Required work: Pick out the lines containing "title".
** Start of Extracted records **
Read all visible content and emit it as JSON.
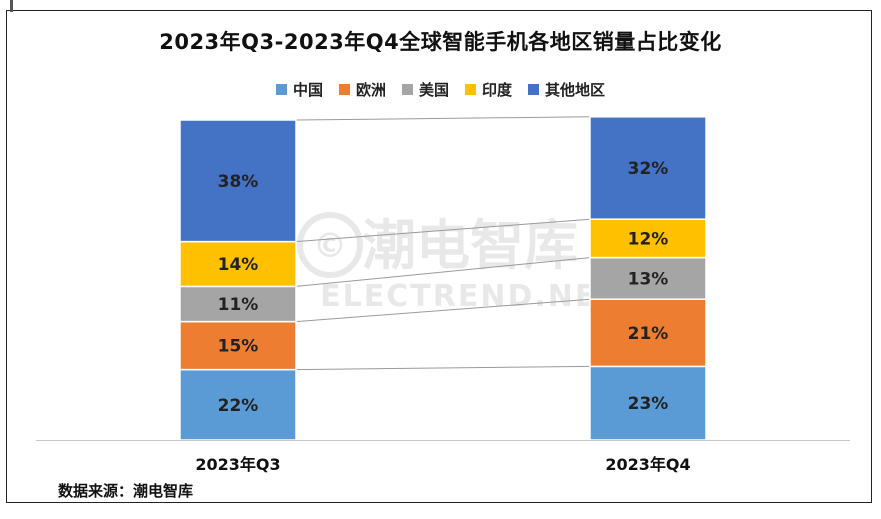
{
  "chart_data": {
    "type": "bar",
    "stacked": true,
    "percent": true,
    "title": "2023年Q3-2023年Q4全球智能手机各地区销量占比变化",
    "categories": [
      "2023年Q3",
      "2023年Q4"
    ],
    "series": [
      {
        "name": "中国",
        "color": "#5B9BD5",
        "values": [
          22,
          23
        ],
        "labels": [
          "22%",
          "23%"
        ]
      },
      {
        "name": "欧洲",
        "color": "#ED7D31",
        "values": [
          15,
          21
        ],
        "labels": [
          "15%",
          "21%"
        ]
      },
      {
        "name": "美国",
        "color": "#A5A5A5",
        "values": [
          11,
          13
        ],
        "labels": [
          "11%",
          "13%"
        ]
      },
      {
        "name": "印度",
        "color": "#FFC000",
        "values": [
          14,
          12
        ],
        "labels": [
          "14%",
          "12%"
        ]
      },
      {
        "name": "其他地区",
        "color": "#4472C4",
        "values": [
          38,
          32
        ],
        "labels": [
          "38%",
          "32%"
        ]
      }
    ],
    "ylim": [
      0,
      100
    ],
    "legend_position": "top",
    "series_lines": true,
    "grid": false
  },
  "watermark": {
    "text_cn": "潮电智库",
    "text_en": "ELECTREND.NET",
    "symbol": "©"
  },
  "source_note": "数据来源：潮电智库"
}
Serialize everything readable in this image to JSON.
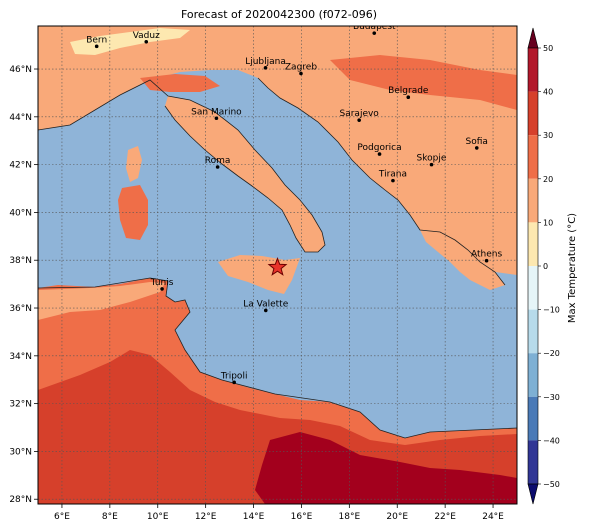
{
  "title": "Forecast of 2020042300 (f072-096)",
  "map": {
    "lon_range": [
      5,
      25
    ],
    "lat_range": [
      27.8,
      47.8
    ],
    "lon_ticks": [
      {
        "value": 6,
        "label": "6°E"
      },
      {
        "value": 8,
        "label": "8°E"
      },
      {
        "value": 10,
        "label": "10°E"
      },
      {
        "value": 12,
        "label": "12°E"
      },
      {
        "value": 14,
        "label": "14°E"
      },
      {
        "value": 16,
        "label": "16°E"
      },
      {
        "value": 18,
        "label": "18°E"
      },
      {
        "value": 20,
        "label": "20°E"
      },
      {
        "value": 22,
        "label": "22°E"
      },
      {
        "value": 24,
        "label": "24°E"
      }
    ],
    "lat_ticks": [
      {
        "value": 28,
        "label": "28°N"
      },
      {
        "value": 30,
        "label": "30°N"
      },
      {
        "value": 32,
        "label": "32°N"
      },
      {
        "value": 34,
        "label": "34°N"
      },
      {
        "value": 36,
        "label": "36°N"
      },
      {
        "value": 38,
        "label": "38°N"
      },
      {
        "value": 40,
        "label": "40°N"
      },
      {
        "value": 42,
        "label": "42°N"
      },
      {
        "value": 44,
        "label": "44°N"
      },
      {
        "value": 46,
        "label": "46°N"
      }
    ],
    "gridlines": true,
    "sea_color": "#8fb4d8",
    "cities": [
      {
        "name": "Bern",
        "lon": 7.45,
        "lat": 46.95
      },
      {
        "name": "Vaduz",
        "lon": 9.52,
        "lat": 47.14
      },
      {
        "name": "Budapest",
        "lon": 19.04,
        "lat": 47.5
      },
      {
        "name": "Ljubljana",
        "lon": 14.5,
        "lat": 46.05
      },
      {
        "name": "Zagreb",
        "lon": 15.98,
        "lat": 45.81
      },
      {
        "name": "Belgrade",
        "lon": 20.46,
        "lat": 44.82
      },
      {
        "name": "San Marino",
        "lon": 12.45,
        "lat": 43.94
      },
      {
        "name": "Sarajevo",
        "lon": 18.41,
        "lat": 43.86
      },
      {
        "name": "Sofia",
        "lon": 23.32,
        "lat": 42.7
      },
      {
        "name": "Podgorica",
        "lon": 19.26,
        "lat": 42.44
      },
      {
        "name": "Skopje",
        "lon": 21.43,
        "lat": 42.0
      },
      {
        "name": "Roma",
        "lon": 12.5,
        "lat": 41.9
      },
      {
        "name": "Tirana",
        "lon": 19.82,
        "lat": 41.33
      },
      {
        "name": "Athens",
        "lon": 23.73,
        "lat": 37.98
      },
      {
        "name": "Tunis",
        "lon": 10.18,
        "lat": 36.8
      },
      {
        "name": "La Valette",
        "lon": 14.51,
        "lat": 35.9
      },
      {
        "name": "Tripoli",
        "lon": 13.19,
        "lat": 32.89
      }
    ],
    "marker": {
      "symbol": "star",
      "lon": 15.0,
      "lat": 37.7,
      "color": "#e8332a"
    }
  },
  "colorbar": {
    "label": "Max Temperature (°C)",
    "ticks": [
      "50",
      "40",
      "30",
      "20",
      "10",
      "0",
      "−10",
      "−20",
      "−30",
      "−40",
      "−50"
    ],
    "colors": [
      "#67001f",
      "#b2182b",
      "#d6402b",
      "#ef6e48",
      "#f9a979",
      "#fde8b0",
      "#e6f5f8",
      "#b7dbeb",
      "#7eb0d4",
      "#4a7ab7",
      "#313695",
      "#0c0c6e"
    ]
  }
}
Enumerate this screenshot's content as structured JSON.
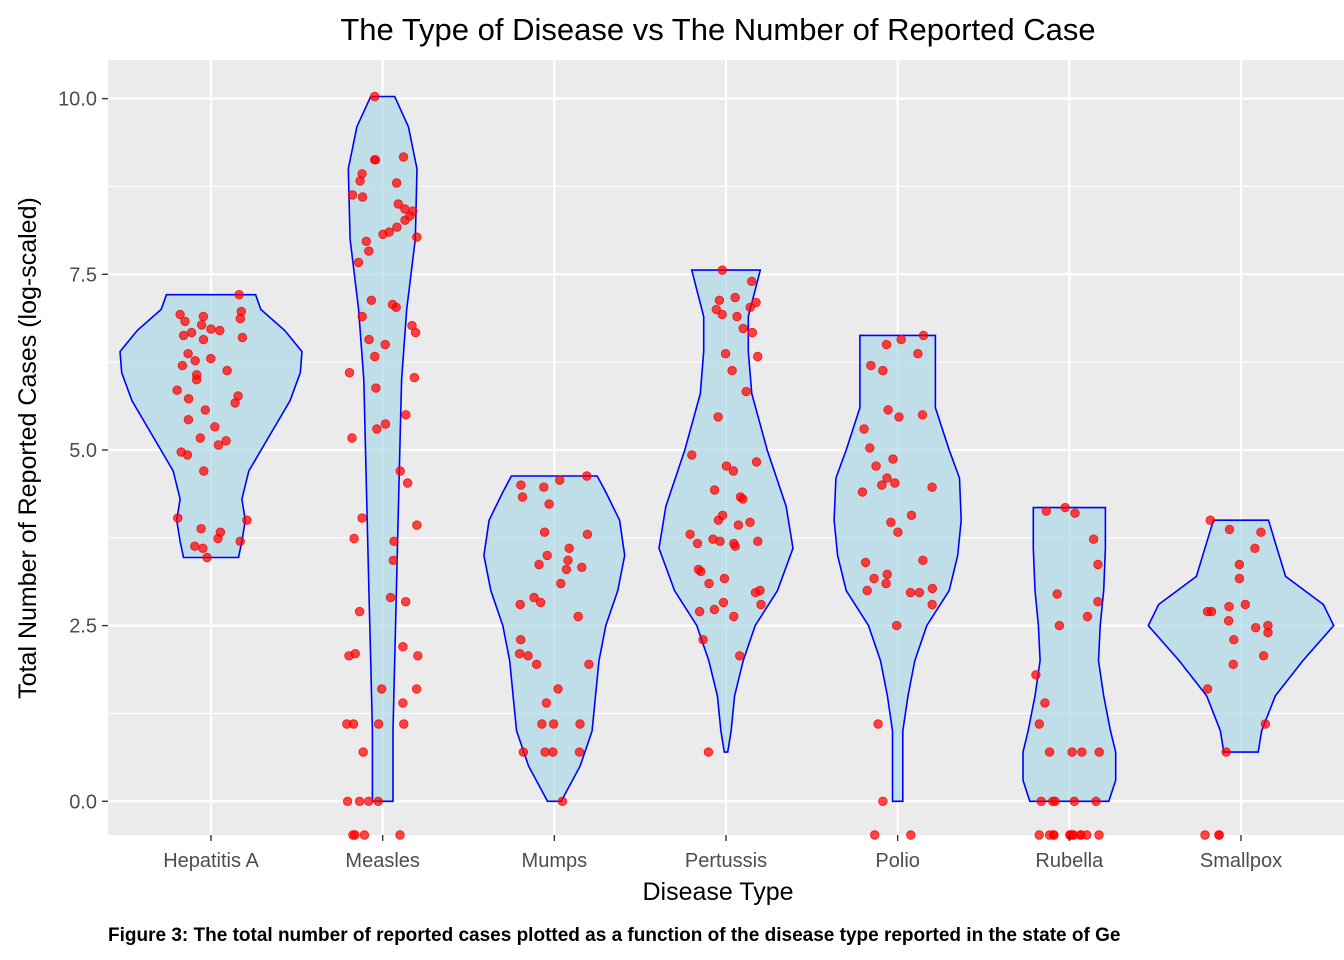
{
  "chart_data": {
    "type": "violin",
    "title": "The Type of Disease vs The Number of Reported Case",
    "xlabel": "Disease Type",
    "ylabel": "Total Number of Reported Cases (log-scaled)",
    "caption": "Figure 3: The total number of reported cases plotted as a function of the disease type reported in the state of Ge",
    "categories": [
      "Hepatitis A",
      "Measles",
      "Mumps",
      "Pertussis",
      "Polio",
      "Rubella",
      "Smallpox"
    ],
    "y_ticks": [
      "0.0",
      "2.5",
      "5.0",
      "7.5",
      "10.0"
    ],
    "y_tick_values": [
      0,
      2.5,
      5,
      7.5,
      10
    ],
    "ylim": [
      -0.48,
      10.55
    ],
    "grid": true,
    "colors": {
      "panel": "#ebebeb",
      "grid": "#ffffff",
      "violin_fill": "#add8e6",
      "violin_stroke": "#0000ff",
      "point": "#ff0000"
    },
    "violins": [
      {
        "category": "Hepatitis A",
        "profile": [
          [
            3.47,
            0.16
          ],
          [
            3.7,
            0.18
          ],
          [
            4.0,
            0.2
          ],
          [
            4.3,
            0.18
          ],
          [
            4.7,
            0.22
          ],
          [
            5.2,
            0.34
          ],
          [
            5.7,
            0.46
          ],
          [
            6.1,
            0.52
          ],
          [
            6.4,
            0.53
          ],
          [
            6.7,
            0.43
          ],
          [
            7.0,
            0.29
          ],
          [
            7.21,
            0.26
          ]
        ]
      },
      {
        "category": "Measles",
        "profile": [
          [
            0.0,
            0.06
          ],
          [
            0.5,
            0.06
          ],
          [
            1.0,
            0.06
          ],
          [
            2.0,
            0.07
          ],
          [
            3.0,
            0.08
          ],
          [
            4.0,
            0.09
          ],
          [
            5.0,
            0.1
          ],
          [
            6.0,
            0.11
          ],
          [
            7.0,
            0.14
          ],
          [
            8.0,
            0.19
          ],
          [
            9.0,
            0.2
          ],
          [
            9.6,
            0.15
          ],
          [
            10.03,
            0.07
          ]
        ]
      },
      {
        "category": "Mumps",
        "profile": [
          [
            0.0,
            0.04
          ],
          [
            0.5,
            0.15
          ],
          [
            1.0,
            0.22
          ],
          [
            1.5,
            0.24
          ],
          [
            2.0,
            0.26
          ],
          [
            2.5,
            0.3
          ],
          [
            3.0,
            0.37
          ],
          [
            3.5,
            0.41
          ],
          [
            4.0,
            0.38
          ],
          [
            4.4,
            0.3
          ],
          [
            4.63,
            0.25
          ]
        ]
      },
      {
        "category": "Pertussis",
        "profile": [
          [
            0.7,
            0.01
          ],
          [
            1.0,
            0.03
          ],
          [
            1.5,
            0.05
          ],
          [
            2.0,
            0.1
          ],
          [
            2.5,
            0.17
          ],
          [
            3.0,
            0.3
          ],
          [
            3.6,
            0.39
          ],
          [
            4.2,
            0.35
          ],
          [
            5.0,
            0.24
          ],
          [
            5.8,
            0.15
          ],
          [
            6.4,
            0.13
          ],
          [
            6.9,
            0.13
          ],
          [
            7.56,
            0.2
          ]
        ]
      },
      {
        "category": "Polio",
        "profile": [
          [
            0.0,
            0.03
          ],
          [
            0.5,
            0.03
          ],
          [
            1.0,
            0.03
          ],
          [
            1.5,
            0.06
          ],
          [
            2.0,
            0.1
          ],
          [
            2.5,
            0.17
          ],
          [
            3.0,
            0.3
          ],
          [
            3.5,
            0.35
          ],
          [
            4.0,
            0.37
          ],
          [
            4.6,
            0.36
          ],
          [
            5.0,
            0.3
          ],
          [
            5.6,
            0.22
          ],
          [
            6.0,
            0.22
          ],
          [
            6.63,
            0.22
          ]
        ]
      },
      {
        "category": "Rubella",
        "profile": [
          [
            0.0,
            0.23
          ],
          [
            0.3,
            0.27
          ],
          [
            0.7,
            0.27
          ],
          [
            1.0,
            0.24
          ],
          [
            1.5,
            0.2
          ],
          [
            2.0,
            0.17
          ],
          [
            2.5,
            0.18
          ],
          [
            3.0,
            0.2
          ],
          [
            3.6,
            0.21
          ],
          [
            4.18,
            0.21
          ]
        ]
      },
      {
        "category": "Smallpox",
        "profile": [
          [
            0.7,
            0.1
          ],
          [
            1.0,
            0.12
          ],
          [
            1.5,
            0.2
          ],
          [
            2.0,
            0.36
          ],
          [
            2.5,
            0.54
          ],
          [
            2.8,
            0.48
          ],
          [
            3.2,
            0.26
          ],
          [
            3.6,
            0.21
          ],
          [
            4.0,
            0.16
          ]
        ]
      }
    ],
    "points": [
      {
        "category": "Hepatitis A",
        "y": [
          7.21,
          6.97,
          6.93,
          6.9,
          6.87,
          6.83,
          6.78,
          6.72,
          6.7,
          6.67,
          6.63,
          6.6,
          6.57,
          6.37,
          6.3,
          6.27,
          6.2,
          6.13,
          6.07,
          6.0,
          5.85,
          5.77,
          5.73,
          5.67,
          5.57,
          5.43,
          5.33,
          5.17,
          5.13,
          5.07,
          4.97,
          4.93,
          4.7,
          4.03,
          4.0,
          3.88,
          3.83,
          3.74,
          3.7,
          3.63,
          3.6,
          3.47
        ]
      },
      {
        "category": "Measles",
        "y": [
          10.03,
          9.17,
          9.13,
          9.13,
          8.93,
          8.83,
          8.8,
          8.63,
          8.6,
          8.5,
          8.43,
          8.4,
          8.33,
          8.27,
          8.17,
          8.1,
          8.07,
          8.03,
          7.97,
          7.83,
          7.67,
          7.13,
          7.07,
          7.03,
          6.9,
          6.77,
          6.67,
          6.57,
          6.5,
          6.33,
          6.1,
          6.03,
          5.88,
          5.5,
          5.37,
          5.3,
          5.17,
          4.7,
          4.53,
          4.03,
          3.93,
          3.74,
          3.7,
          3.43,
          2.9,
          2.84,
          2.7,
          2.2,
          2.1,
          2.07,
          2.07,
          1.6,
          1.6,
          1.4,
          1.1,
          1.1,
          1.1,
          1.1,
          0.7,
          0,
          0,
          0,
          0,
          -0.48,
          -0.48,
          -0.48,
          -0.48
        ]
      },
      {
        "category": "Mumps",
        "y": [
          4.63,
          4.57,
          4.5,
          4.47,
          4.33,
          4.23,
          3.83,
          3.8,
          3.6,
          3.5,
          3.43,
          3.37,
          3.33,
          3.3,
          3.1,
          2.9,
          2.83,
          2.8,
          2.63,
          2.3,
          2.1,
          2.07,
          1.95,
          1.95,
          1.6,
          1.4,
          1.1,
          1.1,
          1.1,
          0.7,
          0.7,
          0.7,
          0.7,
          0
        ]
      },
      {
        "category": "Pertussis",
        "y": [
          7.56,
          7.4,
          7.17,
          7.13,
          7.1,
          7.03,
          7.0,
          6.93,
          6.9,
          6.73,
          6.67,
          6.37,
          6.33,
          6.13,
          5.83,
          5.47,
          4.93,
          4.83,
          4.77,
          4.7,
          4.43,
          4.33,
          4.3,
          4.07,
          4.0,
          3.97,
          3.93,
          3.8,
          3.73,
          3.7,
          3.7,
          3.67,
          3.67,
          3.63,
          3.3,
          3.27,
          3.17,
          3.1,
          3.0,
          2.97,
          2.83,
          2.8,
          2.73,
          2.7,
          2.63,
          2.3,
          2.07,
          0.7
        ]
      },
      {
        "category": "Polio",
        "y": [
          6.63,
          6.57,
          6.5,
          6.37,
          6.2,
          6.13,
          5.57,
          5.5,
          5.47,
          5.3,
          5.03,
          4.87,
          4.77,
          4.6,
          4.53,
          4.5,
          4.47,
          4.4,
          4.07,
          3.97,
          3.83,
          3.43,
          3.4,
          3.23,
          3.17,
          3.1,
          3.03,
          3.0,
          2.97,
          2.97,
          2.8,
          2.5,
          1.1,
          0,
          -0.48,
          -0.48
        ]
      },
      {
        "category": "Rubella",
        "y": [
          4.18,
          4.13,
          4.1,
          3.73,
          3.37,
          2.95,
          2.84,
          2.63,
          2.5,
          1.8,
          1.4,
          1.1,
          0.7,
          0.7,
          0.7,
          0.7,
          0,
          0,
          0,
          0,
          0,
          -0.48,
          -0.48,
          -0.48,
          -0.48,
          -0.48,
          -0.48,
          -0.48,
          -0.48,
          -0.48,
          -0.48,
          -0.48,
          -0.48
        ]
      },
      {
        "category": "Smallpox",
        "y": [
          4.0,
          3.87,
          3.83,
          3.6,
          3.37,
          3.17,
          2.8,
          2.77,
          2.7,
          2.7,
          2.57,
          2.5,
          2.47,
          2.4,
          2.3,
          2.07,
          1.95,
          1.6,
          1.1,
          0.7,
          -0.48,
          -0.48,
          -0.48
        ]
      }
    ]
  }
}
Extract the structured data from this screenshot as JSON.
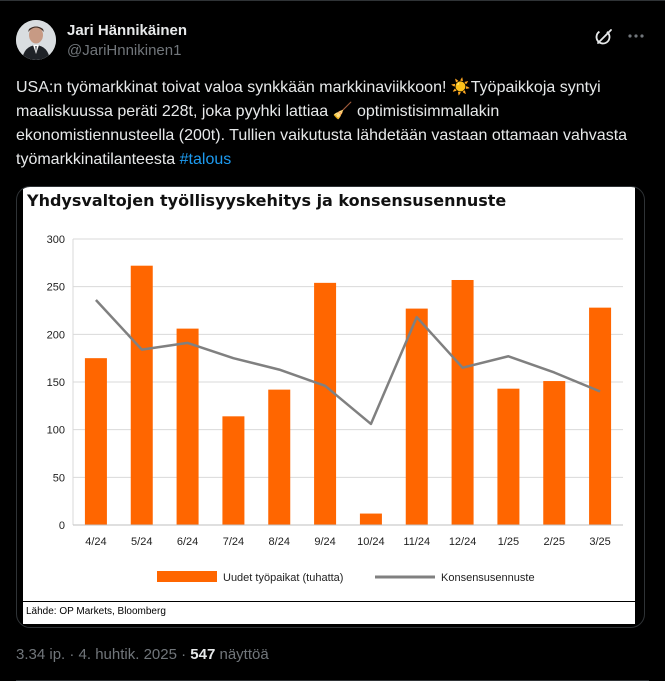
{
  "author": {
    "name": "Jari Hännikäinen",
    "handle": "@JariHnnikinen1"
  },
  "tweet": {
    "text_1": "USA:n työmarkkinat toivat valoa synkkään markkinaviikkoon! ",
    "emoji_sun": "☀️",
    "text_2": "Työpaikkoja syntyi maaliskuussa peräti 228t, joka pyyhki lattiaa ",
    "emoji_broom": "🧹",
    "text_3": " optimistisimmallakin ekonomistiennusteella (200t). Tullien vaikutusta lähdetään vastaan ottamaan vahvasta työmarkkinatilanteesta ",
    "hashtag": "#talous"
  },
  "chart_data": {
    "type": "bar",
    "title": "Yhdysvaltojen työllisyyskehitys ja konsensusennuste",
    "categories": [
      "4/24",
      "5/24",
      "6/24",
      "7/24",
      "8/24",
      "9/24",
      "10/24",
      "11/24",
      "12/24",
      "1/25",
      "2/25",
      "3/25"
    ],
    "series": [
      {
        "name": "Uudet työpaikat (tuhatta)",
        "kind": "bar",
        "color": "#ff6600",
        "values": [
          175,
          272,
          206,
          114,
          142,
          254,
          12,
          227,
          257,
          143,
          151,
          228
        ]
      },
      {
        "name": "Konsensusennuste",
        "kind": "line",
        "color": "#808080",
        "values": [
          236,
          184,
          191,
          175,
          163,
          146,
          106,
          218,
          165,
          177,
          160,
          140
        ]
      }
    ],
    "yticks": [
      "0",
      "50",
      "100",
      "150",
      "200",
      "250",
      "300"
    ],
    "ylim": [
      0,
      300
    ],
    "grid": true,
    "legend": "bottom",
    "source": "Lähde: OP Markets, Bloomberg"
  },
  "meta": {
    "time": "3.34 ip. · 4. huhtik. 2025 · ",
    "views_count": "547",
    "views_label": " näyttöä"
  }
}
** End of Extracted records **
The response:
    "title": "2023年Q3-2023年Q4全球智能手机各地区销量占比变化",
  "title": "Forecast of 2020042300 (f072-096)",
    "title": "The Type of Disease vs The Number of Reported Case",
    "title": "Yhdysvaltojen työllisyyskehitys ja konsensusennuste",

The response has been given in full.